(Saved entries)
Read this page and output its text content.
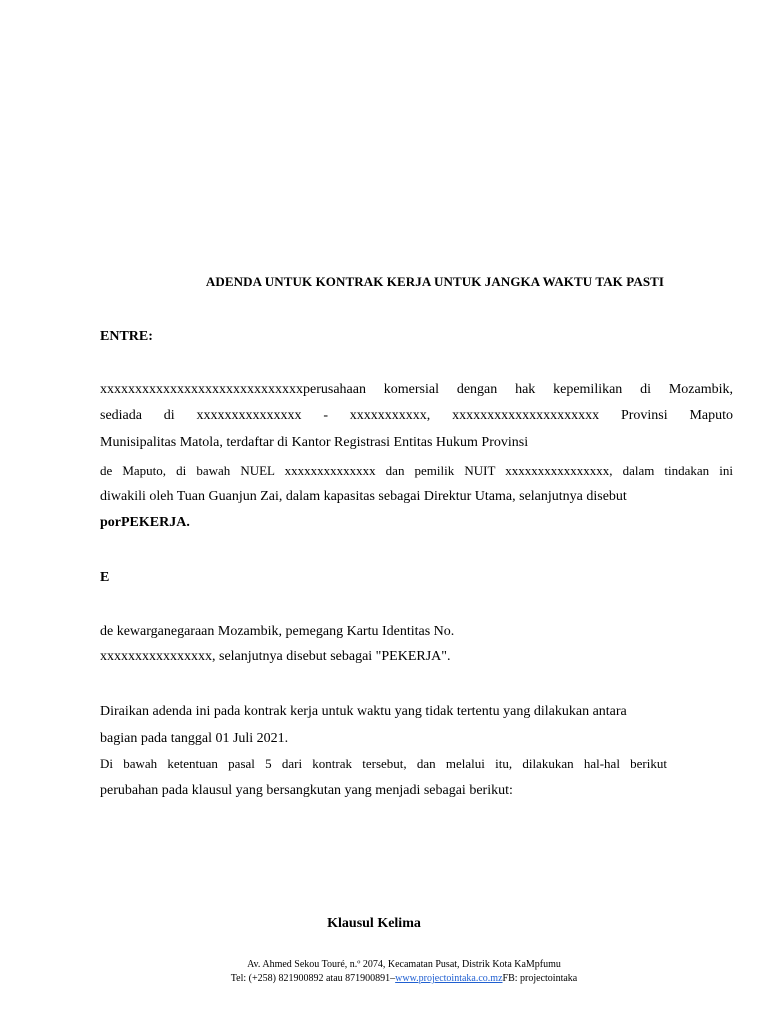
ADENDA UNTUK KONTRAK KERJA UNTUK JANGKA WAKTU TAK PASTI
ENTRE:
xxxxxxxxxxxxxxxxxxxxxxxxxxxxxperusahaan komersial dengan hak kepemilikan di Mozambik,
sediada di xxxxxxxxxxxxxxx - xxxxxxxxxxx, xxxxxxxxxxxxxxxxxxxxx Provinsi Maputo
Munisipalitas Matola, terdaftar di Kantor Registrasi Entitas Hukum Provinsi
de Maputo, di bawah NUEL xxxxxxxxxxxxxx dan pemilik NUIT xxxxxxxxxxxxxxxx, dalam tindakan ini
diwakili oleh Tuan Guanjun Zai, dalam kapasitas sebagai Direktur Utama, selanjutnya disebut
porPEKERJA.
E
de kewarganegaraan Mozambik, pemegang Kartu Identitas No.
xxxxxxxxxxxxxxxx, selanjutnya disebut sebagai "PEKERJA".
Diraikan adenda ini pada kontrak kerja untuk waktu yang tidak tertentu yang dilakukan antara
bagian pada tanggal 01 Juli 2021.
Di bawah ketentuan pasal 5 dari kontrak tersebut, dan melalui itu, dilakukan hal-hal berikut
perubahan pada klausul yang bersangkutan yang menjadi sebagai berikut:
Klausul Kelima
Av. Ahmed Sekou Touré, n.º 2074, Kecamatan Pusat, Distrik Kota KaMpfumu
Tel: (+258) 821900892 atau 871900891–www.projectointaka.co.mzFB: projectointaka
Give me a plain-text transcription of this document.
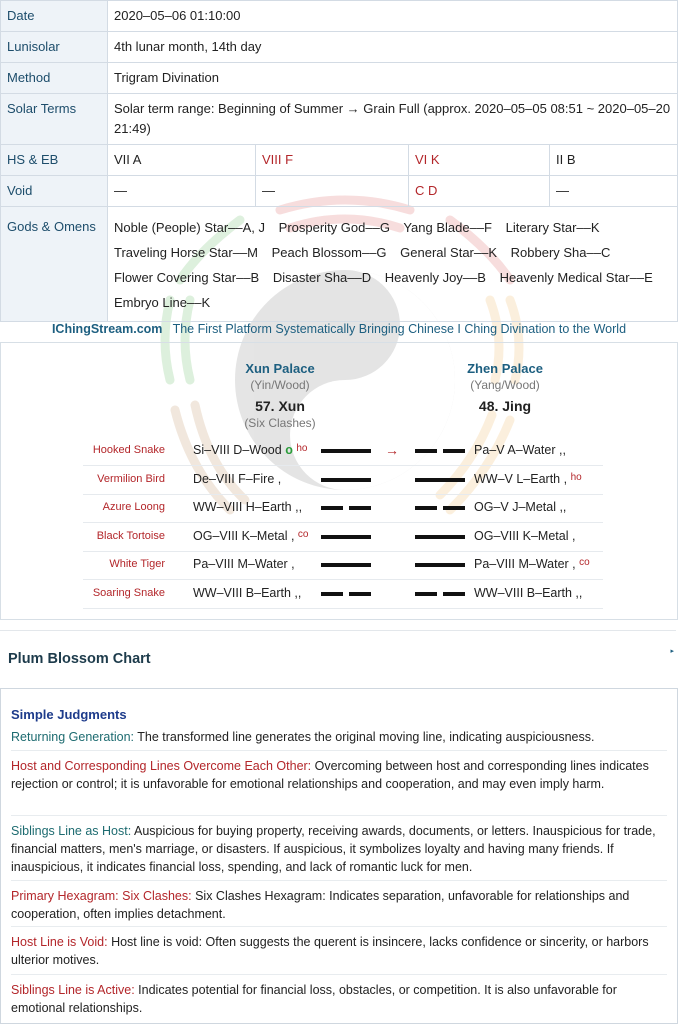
Date	2020–05–06 01:10:00			
Lunisolar	4th lunar month, 14th day			
Method	Trigram Divination			
Solar Terms	Solar term range: Beginning of Summer → Grain Full (approx. 2020–05–05 08:51 ~ 2020–05–20 21:49)			
HS & EB	VII A	VIII F	VI K	II B
Void	—	—	C D	—
Gods & Omens	Noble (People) Star––A, J Prosperity God––G Yang Blade––F Literary Star––K
Traveling Horse Star––M Peach Blossom––G General Star––K Robbery Sha––C
Flower Covering Star––B Disaster Sha––D Heavenly Joy––B Heavenly Medical Star––E
Embryo Line––K			
IChingStream.com The First Platform Systematically Bringing Chinese I Ching Divination to the World
Xun Palace
(Yin/Wood)
57. Xun
(Six Clashes)
Zhen Palace
(Yang/Wood)
48. Jing
Hooked Snake Si–VIII D–Wood o $^{ho}$	→	Pa–V A–Water ,,
Vermilion Bird De–VIII F–Fire ,	WW–V L–Earth , $^{ho}$
Azure Loong WW–VIII H–Earth ,,	OG–V J–Metal ,,
Black Tortoise OG–VIII K–Metal , $^{co}$	OG–VIII K–Metal ,
White Tiger Pa–VIII M–Water ,	Pa–VIII M–Water , $^{co}$
Soaring Snake WW–VIII B–Earth ,,	WW–VIII B–Earth ,,
Plum Blossom Chart	▸
Simple Judgments
Returning Generation: The transformed line generates the original moving line, indicating auspiciousness.
Host and Corresponding Lines Overcome Each Other: Overcoming between host and corresponding lines indicates rejection or control; it is unfavorable for emotional relationships and cooperation, and may even imply harm.
Siblings Line as Host: Auspicious for buying property, receiving awards, documents, or letters. Inauspicious for trade, financial matters, men's marriage, or disasters. If auspicious, it symbolizes loyalty and having many friends. If inauspicious, it indicates financial loss, spending, and lack of romantic luck for men.
Primary Hexagram: Six Clashes: Six Clashes Hexagram: Indicates separation, unfavorable for relationships and cooperation, often implies detachment.
Host Line is Void: Host line is void: Often suggests the querent is insincere, lacks confidence or sincerity, or harbors ulterior motives.
Siblings Line is Active: Indicates potential for financial loss, obstacles, or competition. It is also unfavorable for emotional relationships.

TASK DESCRIPTION —
Extract, word for word, every line from the one holding "Give me a plain-text" through the closing line of the data above. Do not include any pictures.

EXERCISE ANSWER —
Give me a plain-text transcription of this document.
Date	2020–05–06 01:10:00			
Lunisolar	4th lunar month, 14th day			
Method	Trigram Divination			
Solar Terms	Solar term range: Beginning of Summer → Grain Full (approx. 2020–05–05 08:51 ~ 2020–05–20 21:49)			
HS & EB	VII A	VIII F	VI K	II B
Void	—	—	C D	—
Gods & Omens	Noble (People) Star––A, J Prosperity God––G Yang Blade––F Literary Star––K
Traveling Horse Star––M Peach Blossom––G General Star––K Robbery Sha––C
Flower Covering Star––B Disaster Sha––D Heavenly Joy––B Heavenly Medical Star––E
Embryo Line––K			
IChingStream.com The First Platform Systematically Bringing Chinese I Ching Divination to the World
Xun Palace
(Yin/Wood)
57. Xun
(Six Clashes)
Zhen Palace
(Yang/Wood)
48. Jing
Hooked Snake Si–VIII D–Wood o $^{ho}$	→	Pa–V A–Water ,,
Vermilion Bird De–VIII F–Fire ,	WW–V L–Earth , $^{ho}$
Azure Loong WW–VIII H–Earth ,,	OG–V J–Metal ,,
Black Tortoise OG–VIII K–Metal , $^{co}$	OG–VIII K–Metal ,
White Tiger Pa–VIII M–Water ,	Pa–VIII M–Water , $^{co}$
Soaring Snake WW–VIII B–Earth ,,	WW–VIII B–Earth ,,
Plum Blossom Chart	▸
Simple Judgments
Returning Generation: The transformed line generates the original moving line, indicating auspiciousness.
Host and Corresponding Lines Overcome Each Other: Overcoming between host and corresponding lines indicates rejection or control; it is unfavorable for emotional relationships and cooperation, and may even imply harm.
Siblings Line as Host: Auspicious for buying property, receiving awards, documents, or letters. Inauspicious for trade, financial matters, men's marriage, or disasters. If auspicious, it symbolizes loyalty and having many friends. If inauspicious, it indicates financial loss, spending, and lack of romantic luck for men.
Primary Hexagram: Six Clashes: Six Clashes Hexagram: Indicates separation, unfavorable for relationships and cooperation, often implies detachment.
Host Line is Void: Host line is void: Often suggests the querent is insincere, lacks confidence or sincerity, or harbors ulterior motives.
Siblings Line is Active: Indicates potential for financial loss, obstacles, or competition. It is also unfavorable for emotional relationships.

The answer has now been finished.